• Task
All of the data below is to be returned unaltered.

*****

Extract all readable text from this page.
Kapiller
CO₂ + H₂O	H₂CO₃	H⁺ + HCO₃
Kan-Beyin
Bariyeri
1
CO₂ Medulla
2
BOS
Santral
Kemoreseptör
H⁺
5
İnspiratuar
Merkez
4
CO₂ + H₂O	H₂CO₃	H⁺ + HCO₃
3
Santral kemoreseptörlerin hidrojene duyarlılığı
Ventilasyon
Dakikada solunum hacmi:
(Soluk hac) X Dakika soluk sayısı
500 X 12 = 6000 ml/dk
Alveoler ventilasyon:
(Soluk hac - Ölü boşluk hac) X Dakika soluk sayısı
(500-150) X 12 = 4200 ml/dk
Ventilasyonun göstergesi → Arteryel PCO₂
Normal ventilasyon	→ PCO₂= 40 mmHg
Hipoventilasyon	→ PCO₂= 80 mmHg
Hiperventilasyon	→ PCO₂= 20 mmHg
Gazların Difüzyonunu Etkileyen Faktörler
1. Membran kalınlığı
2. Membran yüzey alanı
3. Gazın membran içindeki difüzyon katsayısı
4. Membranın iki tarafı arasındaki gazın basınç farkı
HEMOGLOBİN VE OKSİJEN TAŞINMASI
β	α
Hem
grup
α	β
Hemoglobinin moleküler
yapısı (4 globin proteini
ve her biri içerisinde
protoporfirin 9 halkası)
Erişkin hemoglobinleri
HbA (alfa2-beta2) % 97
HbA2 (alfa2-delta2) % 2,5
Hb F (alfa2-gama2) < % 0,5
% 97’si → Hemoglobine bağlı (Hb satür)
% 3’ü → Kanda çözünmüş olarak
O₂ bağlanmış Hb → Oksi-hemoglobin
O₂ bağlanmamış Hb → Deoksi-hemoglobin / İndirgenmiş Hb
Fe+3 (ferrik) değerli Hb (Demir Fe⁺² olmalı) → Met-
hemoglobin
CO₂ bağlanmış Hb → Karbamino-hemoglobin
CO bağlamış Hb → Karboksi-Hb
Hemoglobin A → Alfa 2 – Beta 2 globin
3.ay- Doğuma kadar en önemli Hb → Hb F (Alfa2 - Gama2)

*****

• Result for this exercise
Extract all readable text from this page.
Kapiller
CO₂ + H₂O	H₂CO₃	H⁺ + HCO₃
Kan-Beyin
Bariyeri
1
CO₂ Medulla
2
BOS
Santral
Kemoreseptör
H⁺
5
İnspiratuar
Merkez
4
CO₂ + H₂O	H₂CO₃	H⁺ + HCO₃
3
Santral kemoreseptörlerin hidrojene duyarlılığı
Ventilasyon
Dakikada solunum hacmi:
(Soluk hac) X Dakika soluk sayısı
500 X 12 = 6000 ml/dk
Alveoler ventilasyon:
(Soluk hac - Ölü boşluk hac) X Dakika soluk sayısı
(500-150) X 12 = 4200 ml/dk
Ventilasyonun göstergesi → Arteryel PCO₂
Normal ventilasyon	→ PCO₂= 40 mmHg
Hipoventilasyon	→ PCO₂= 80 mmHg
Hiperventilasyon	→ PCO₂= 20 mmHg
Gazların Difüzyonunu Etkileyen Faktörler
1. Membran kalınlığı
2. Membran yüzey alanı
3. Gazın membran içindeki difüzyon katsayısı
4. Membranın iki tarafı arasındaki gazın basınç farkı
HEMOGLOBİN VE OKSİJEN TAŞINMASI
β	α
Hem
grup
α	β
Hemoglobinin moleküler
yapısı (4 globin proteini
ve her biri içerisinde
protoporfirin 9 halkası)
Erişkin hemoglobinleri
HbA (alfa2-beta2) % 97
HbA2 (alfa2-delta2) % 2,5
Hb F (alfa2-gama2) < % 0,5
% 97’si → Hemoglobine bağlı (Hb satür)
% 3’ü → Kanda çözünmüş olarak
O₂ bağlanmış Hb → Oksi-hemoglobin
O₂ bağlanmamış Hb → Deoksi-hemoglobin / İndirgenmiş Hb
Fe+3 (ferrik) değerli Hb (Demir Fe⁺² olmalı) → Met-
hemoglobin
CO₂ bağlanmış Hb → Karbamino-hemoglobin
CO bağlamış Hb → Karboksi-Hb
Hemoglobin A → Alfa 2 – Beta 2 globin
3.ay- Doğuma kadar en önemli Hb → Hb F (Alfa2 - Gama2)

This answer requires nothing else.